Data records
— START —
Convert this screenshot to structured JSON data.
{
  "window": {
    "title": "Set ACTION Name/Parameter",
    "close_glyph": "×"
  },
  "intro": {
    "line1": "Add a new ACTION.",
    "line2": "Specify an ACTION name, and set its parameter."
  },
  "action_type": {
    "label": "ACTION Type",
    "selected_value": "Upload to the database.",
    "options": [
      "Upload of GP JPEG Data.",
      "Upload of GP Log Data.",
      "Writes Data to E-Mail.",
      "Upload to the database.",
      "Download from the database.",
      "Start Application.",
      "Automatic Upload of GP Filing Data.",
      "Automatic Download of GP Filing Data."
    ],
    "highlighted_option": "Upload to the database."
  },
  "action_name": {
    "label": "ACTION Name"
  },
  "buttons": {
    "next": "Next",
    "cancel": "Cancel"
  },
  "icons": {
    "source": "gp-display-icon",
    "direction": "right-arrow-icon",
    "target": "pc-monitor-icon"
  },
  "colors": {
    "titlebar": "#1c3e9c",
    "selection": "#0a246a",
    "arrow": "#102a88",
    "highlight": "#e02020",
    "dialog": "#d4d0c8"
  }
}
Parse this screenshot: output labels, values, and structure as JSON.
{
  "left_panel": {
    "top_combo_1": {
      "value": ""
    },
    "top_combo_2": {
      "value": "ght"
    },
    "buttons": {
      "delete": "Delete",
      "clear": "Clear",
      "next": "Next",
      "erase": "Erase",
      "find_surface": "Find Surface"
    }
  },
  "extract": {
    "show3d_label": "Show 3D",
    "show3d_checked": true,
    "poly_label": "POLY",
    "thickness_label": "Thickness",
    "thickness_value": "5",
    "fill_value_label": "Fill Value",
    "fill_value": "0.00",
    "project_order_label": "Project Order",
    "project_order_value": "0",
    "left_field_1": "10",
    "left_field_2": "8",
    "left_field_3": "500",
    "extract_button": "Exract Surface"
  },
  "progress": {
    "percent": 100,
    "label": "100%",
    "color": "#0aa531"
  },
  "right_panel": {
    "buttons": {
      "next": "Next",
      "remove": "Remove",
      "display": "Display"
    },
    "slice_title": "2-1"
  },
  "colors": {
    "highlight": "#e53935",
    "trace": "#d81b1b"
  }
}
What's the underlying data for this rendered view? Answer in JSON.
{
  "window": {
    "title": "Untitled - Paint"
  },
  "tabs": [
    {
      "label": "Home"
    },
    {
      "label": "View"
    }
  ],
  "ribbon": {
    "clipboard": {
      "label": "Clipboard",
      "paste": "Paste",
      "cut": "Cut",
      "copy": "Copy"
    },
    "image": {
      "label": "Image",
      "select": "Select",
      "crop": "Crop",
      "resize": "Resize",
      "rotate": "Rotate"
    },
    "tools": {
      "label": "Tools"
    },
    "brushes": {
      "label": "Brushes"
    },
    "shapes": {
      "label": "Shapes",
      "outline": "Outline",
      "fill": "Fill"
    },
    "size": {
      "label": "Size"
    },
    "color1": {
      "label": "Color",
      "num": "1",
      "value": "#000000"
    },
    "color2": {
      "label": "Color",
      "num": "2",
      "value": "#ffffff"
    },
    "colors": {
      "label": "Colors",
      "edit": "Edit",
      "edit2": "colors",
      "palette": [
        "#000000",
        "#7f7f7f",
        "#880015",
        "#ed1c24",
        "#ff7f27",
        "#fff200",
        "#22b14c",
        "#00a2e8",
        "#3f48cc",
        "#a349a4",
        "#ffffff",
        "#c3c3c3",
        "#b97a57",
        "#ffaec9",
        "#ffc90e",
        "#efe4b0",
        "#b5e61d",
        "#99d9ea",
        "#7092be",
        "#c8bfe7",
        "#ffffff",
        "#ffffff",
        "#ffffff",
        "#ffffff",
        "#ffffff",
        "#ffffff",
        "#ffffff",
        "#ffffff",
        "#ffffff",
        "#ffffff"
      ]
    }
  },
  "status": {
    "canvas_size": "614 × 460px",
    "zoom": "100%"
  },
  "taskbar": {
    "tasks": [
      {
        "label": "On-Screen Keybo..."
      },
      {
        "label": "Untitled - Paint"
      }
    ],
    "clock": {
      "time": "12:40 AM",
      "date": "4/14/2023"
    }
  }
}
— END —
### TASK OBJECTIVE:
What is the number of lines in the listing that include the word "Upload"? Give that number and nothing else.

### EXERCISE OUTPUT:
6